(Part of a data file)
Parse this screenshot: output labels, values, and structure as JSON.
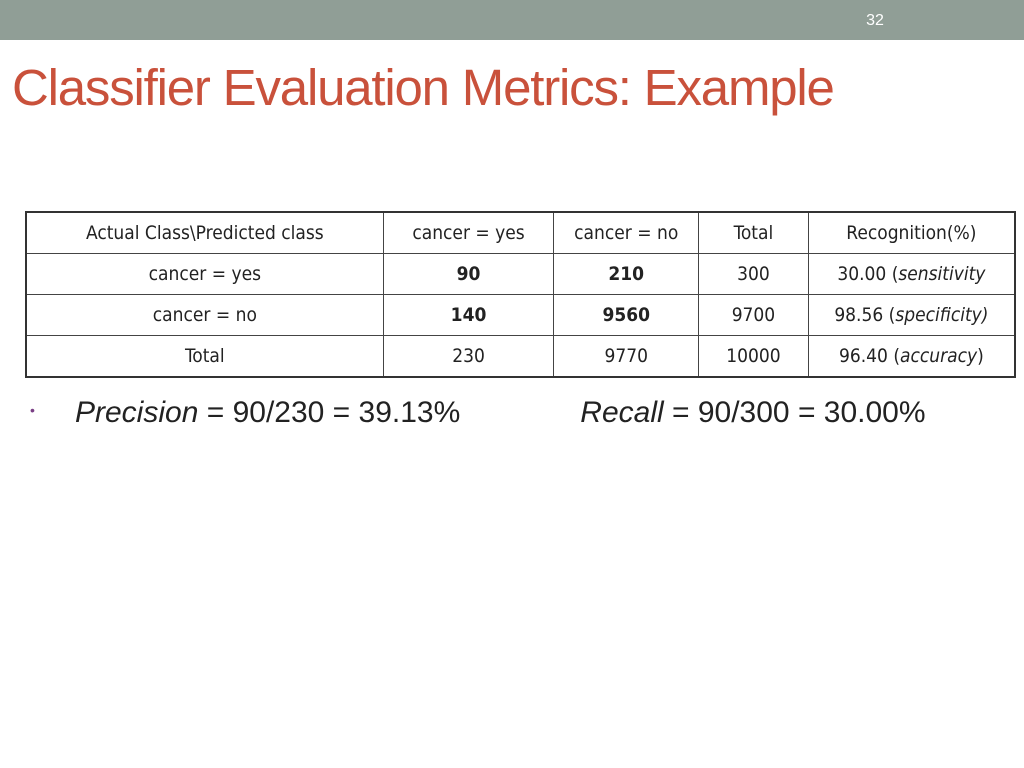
{
  "slide": {
    "number": "32",
    "title": "Classifier Evaluation Metrics: Example"
  },
  "table": {
    "header": [
      "Actual Class\\Predicted class",
      "cancer = yes",
      "cancer = no",
      "Total",
      "Recognition(%)"
    ],
    "rows": [
      {
        "label": "cancer = yes",
        "c1": "90",
        "c2": "210",
        "total": "300",
        "recog_value": "30.00 (",
        "recog_term": "sensitivity",
        "recog_close": ""
      },
      {
        "label": "cancer = no",
        "c1": "140",
        "c2": "9560",
        "total": "9700",
        "recog_value": "98.56 (",
        "recog_term": "specificity)",
        "recog_close": ""
      },
      {
        "label": "Total",
        "c1": "230",
        "c2": "9770",
        "total": "10000",
        "recog_value": "96.40 (",
        "recog_term": "accuracy",
        "recog_close": ")"
      }
    ]
  },
  "bullet": {
    "precision_term": "Precision",
    "precision_formula": " = 90/230 = 39.13%",
    "recall_term": "Recall",
    "recall_formula": " = 90/300 = 30.00%"
  },
  "colors": {
    "top_bar": "#909e96",
    "title": "#c9513b",
    "bullet": "#7a3f85"
  }
}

Aim of the task: Copy the material above exactly and drop the pictures.

Exercise result:
Parse this screenshot: output labels, values, and structure as JSON.
{
  "slide": {
    "number": "32",
    "title": "Classifier Evaluation Metrics: Example"
  },
  "table": {
    "header": [
      "Actual Class\\Predicted class",
      "cancer = yes",
      "cancer = no",
      "Total",
      "Recognition(%)"
    ],
    "rows": [
      {
        "label": "cancer = yes",
        "c1": "90",
        "c2": "210",
        "total": "300",
        "recog_value": "30.00 (",
        "recog_term": "sensitivity",
        "recog_close": ""
      },
      {
        "label": "cancer = no",
        "c1": "140",
        "c2": "9560",
        "total": "9700",
        "recog_value": "98.56 (",
        "recog_term": "specificity)",
        "recog_close": ""
      },
      {
        "label": "Total",
        "c1": "230",
        "c2": "9770",
        "total": "10000",
        "recog_value": "96.40 (",
        "recog_term": "accuracy",
        "recog_close": ")"
      }
    ]
  },
  "bullet": {
    "precision_term": "Precision",
    "precision_formula": " = 90/230 = 39.13%",
    "recall_term": "Recall",
    "recall_formula": " = 90/300 = 30.00%"
  },
  "colors": {
    "top_bar": "#909e96",
    "title": "#c9513b",
    "bullet": "#7a3f85"
  }
}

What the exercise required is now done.